> REQUIREMENT: Copy the data exactly; pictures stay out of the copy.

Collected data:

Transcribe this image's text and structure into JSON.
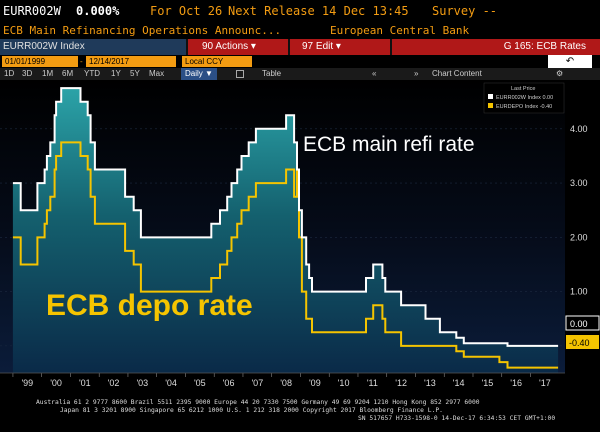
{
  "header": {
    "ticker": "EURR002W",
    "change": "0.000%",
    "date_text": "For Oct 26",
    "next_release": "Next Release 14 Dec 13:45",
    "survey": "Survey --",
    "description": "ECB Main Refinancing Operations Announc...",
    "source": "European Central Bank"
  },
  "toolbar": {
    "index_label": "EURR002W Index",
    "actions_label": "90 Actions ▾",
    "edit_label": "97 Edit ▾",
    "g_label": "G 165: ECB Rates",
    "start_date": "01/01/1999",
    "end_date": "12/14/2017",
    "currency": "Local CCY",
    "back_icon": "↶",
    "ranges": [
      "1D",
      "3D",
      "1M",
      "6M",
      "YTD",
      "1Y",
      "5Y",
      "Max"
    ],
    "frequency": "Daily ▼",
    "table_label": "Table",
    "chart_content_label": "Chart Content",
    "icons": [
      "bar-chart-icon",
      "double-left-icon",
      "double-right-icon",
      "gear-icon"
    ]
  },
  "legend": {
    "title": "Last Price",
    "items": [
      {
        "label": "EURR002W Index  0.00",
        "color": "#ffffff"
      },
      {
        "label": "EURDEPO Index  -0.40",
        "color": "#f5c400"
      }
    ]
  },
  "chart_data": {
    "type": "line",
    "x_ticks": [
      "'99",
      "'00",
      "'01",
      "'02",
      "'03",
      "'04",
      "'05",
      "'06",
      "'07",
      "'08",
      "'09",
      "'10",
      "'11",
      "'12",
      "'13",
      "'14",
      "'15",
      "'16",
      "'17"
    ],
    "y_ticks": [
      "4.00",
      "3.00",
      "2.00",
      "1.00",
      "0.00"
    ],
    "ylim": [
      -0.5,
      4.9
    ],
    "annotations": [
      "ECB main refi rate",
      "ECB depo rate"
    ],
    "last_values": [
      "0.00",
      "-0.40"
    ],
    "series": [
      {
        "name": "EURR002W Index",
        "color": "#ffffff",
        "points": [
          [
            1999.0,
            3.0
          ],
          [
            1999.27,
            2.5
          ],
          [
            1999.85,
            3.0
          ],
          [
            2000.1,
            3.25
          ],
          [
            2000.18,
            3.5
          ],
          [
            2000.3,
            3.75
          ],
          [
            2000.45,
            4.25
          ],
          [
            2000.5,
            4.5
          ],
          [
            2000.68,
            4.75
          ],
          [
            2001.35,
            4.5
          ],
          [
            2001.6,
            4.25
          ],
          [
            2001.7,
            3.75
          ],
          [
            2001.85,
            3.25
          ],
          [
            2002.9,
            2.75
          ],
          [
            2003.2,
            2.5
          ],
          [
            2003.45,
            2.0
          ],
          [
            2005.9,
            2.25
          ],
          [
            2006.2,
            2.5
          ],
          [
            2006.45,
            2.75
          ],
          [
            2006.6,
            3.0
          ],
          [
            2006.8,
            3.25
          ],
          [
            2006.95,
            3.5
          ],
          [
            2007.2,
            3.75
          ],
          [
            2007.45,
            4.0
          ],
          [
            2008.5,
            4.25
          ],
          [
            2008.78,
            3.75
          ],
          [
            2008.88,
            3.25
          ],
          [
            2008.95,
            2.5
          ],
          [
            2009.05,
            2.0
          ],
          [
            2009.2,
            1.5
          ],
          [
            2009.3,
            1.25
          ],
          [
            2009.4,
            1.0
          ],
          [
            2011.28,
            1.25
          ],
          [
            2011.53,
            1.5
          ],
          [
            2011.85,
            1.25
          ],
          [
            2011.95,
            1.0
          ],
          [
            2012.5,
            0.75
          ],
          [
            2013.35,
            0.5
          ],
          [
            2013.85,
            0.25
          ],
          [
            2014.42,
            0.15
          ],
          [
            2014.68,
            0.05
          ],
          [
            2016.2,
            0.0
          ],
          [
            2017.96,
            0.0
          ]
        ]
      },
      {
        "name": "EURDEPO Index",
        "color": "#f5c400",
        "points": [
          [
            1999.0,
            2.0
          ],
          [
            1999.27,
            1.5
          ],
          [
            1999.85,
            2.0
          ],
          [
            2000.1,
            2.25
          ],
          [
            2000.18,
            2.5
          ],
          [
            2000.3,
            2.75
          ],
          [
            2000.45,
            3.25
          ],
          [
            2000.5,
            3.5
          ],
          [
            2000.68,
            3.75
          ],
          [
            2001.35,
            3.5
          ],
          [
            2001.6,
            3.25
          ],
          [
            2001.7,
            2.75
          ],
          [
            2001.85,
            2.25
          ],
          [
            2002.9,
            1.75
          ],
          [
            2003.2,
            1.5
          ],
          [
            2003.45,
            1.0
          ],
          [
            2005.9,
            1.25
          ],
          [
            2006.2,
            1.5
          ],
          [
            2006.45,
            1.75
          ],
          [
            2006.6,
            2.0
          ],
          [
            2006.8,
            2.25
          ],
          [
            2006.95,
            2.5
          ],
          [
            2007.2,
            2.75
          ],
          [
            2007.45,
            3.0
          ],
          [
            2008.5,
            3.25
          ],
          [
            2008.78,
            2.75
          ],
          [
            2008.88,
            3.25
          ],
          [
            2008.95,
            2.0
          ],
          [
            2009.05,
            1.0
          ],
          [
            2009.2,
            0.5
          ],
          [
            2009.4,
            0.25
          ],
          [
            2011.28,
            0.5
          ],
          [
            2011.53,
            0.75
          ],
          [
            2011.85,
            0.5
          ],
          [
            2011.95,
            0.25
          ],
          [
            2012.5,
            0.0
          ],
          [
            2014.42,
            -0.1
          ],
          [
            2014.68,
            -0.2
          ],
          [
            2015.92,
            -0.3
          ],
          [
            2016.2,
            -0.4
          ],
          [
            2017.96,
            -0.4
          ]
        ]
      }
    ]
  },
  "footer": {
    "line1": "Australia 61 2 9777 8600 Brazil 5511 2395 9000 Europe 44 20 7330 7500 Germany 49 69 9204 1210 Hong Kong 852 2977 6000",
    "line2": "Japan 81 3 3201 8900        Singapore 65 6212 1000        U.S. 1 212 318 2000        Copyright 2017 Bloomberg Finance L.P.",
    "line3": "SN 517657 H733-1598-0 14-Dec-17  6:34:53 CET  GMT+1:00"
  }
}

> RESPONSE FOR THIS EXERCISE:
Transcribe this image's text and structure into JSON.
{
  "header": {
    "ticker": "EURR002W",
    "change": "0.000%",
    "date_text": "For Oct 26",
    "next_release": "Next Release 14 Dec 13:45",
    "survey": "Survey --",
    "description": "ECB Main Refinancing Operations Announc...",
    "source": "European Central Bank"
  },
  "toolbar": {
    "index_label": "EURR002W Index",
    "actions_label": "90 Actions ▾",
    "edit_label": "97 Edit ▾",
    "g_label": "G 165: ECB Rates",
    "start_date": "01/01/1999",
    "end_date": "12/14/2017",
    "currency": "Local CCY",
    "back_icon": "↶",
    "ranges": [
      "1D",
      "3D",
      "1M",
      "6M",
      "YTD",
      "1Y",
      "5Y",
      "Max"
    ],
    "frequency": "Daily ▼",
    "table_label": "Table",
    "chart_content_label": "Chart Content",
    "icons": [
      "bar-chart-icon",
      "double-left-icon",
      "double-right-icon",
      "gear-icon"
    ]
  },
  "legend": {
    "title": "Last Price",
    "items": [
      {
        "label": "EURR002W Index  0.00",
        "color": "#ffffff"
      },
      {
        "label": "EURDEPO Index  -0.40",
        "color": "#f5c400"
      }
    ]
  },
  "chart_data": {
    "type": "line",
    "x_ticks": [
      "'99",
      "'00",
      "'01",
      "'02",
      "'03",
      "'04",
      "'05",
      "'06",
      "'07",
      "'08",
      "'09",
      "'10",
      "'11",
      "'12",
      "'13",
      "'14",
      "'15",
      "'16",
      "'17"
    ],
    "y_ticks": [
      "4.00",
      "3.00",
      "2.00",
      "1.00",
      "0.00"
    ],
    "ylim": [
      -0.5,
      4.9
    ],
    "annotations": [
      "ECB main refi rate",
      "ECB depo rate"
    ],
    "last_values": [
      "0.00",
      "-0.40"
    ],
    "series": [
      {
        "name": "EURR002W Index",
        "color": "#ffffff",
        "points": [
          [
            1999.0,
            3.0
          ],
          [
            1999.27,
            2.5
          ],
          [
            1999.85,
            3.0
          ],
          [
            2000.1,
            3.25
          ],
          [
            2000.18,
            3.5
          ],
          [
            2000.3,
            3.75
          ],
          [
            2000.45,
            4.25
          ],
          [
            2000.5,
            4.5
          ],
          [
            2000.68,
            4.75
          ],
          [
            2001.35,
            4.5
          ],
          [
            2001.6,
            4.25
          ],
          [
            2001.7,
            3.75
          ],
          [
            2001.85,
            3.25
          ],
          [
            2002.9,
            2.75
          ],
          [
            2003.2,
            2.5
          ],
          [
            2003.45,
            2.0
          ],
          [
            2005.9,
            2.25
          ],
          [
            2006.2,
            2.5
          ],
          [
            2006.45,
            2.75
          ],
          [
            2006.6,
            3.0
          ],
          [
            2006.8,
            3.25
          ],
          [
            2006.95,
            3.5
          ],
          [
            2007.2,
            3.75
          ],
          [
            2007.45,
            4.0
          ],
          [
            2008.5,
            4.25
          ],
          [
            2008.78,
            3.75
          ],
          [
            2008.88,
            3.25
          ],
          [
            2008.95,
            2.5
          ],
          [
            2009.05,
            2.0
          ],
          [
            2009.2,
            1.5
          ],
          [
            2009.3,
            1.25
          ],
          [
            2009.4,
            1.0
          ],
          [
            2011.28,
            1.25
          ],
          [
            2011.53,
            1.5
          ],
          [
            2011.85,
            1.25
          ],
          [
            2011.95,
            1.0
          ],
          [
            2012.5,
            0.75
          ],
          [
            2013.35,
            0.5
          ],
          [
            2013.85,
            0.25
          ],
          [
            2014.42,
            0.15
          ],
          [
            2014.68,
            0.05
          ],
          [
            2016.2,
            0.0
          ],
          [
            2017.96,
            0.0
          ]
        ]
      },
      {
        "name": "EURDEPO Index",
        "color": "#f5c400",
        "points": [
          [
            1999.0,
            2.0
          ],
          [
            1999.27,
            1.5
          ],
          [
            1999.85,
            2.0
          ],
          [
            2000.1,
            2.25
          ],
          [
            2000.18,
            2.5
          ],
          [
            2000.3,
            2.75
          ],
          [
            2000.45,
            3.25
          ],
          [
            2000.5,
            3.5
          ],
          [
            2000.68,
            3.75
          ],
          [
            2001.35,
            3.5
          ],
          [
            2001.6,
            3.25
          ],
          [
            2001.7,
            2.75
          ],
          [
            2001.85,
            2.25
          ],
          [
            2002.9,
            1.75
          ],
          [
            2003.2,
            1.5
          ],
          [
            2003.45,
            1.0
          ],
          [
            2005.9,
            1.25
          ],
          [
            2006.2,
            1.5
          ],
          [
            2006.45,
            1.75
          ],
          [
            2006.6,
            2.0
          ],
          [
            2006.8,
            2.25
          ],
          [
            2006.95,
            2.5
          ],
          [
            2007.2,
            2.75
          ],
          [
            2007.45,
            3.0
          ],
          [
            2008.5,
            3.25
          ],
          [
            2008.78,
            2.75
          ],
          [
            2008.88,
            3.25
          ],
          [
            2008.95,
            2.0
          ],
          [
            2009.05,
            1.0
          ],
          [
            2009.2,
            0.5
          ],
          [
            2009.4,
            0.25
          ],
          [
            2011.28,
            0.5
          ],
          [
            2011.53,
            0.75
          ],
          [
            2011.85,
            0.5
          ],
          [
            2011.95,
            0.25
          ],
          [
            2012.5,
            0.0
          ],
          [
            2014.42,
            -0.1
          ],
          [
            2014.68,
            -0.2
          ],
          [
            2015.92,
            -0.3
          ],
          [
            2016.2,
            -0.4
          ],
          [
            2017.96,
            -0.4
          ]
        ]
      }
    ]
  },
  "footer": {
    "line1": "Australia 61 2 9777 8600 Brazil 5511 2395 9000 Europe 44 20 7330 7500 Germany 49 69 9204 1210 Hong Kong 852 2977 6000",
    "line2": "Japan 81 3 3201 8900        Singapore 65 6212 1000        U.S. 1 212 318 2000        Copyright 2017 Bloomberg Finance L.P.",
    "line3": "SN 517657 H733-1598-0 14-Dec-17  6:34:53 CET  GMT+1:00"
  }
}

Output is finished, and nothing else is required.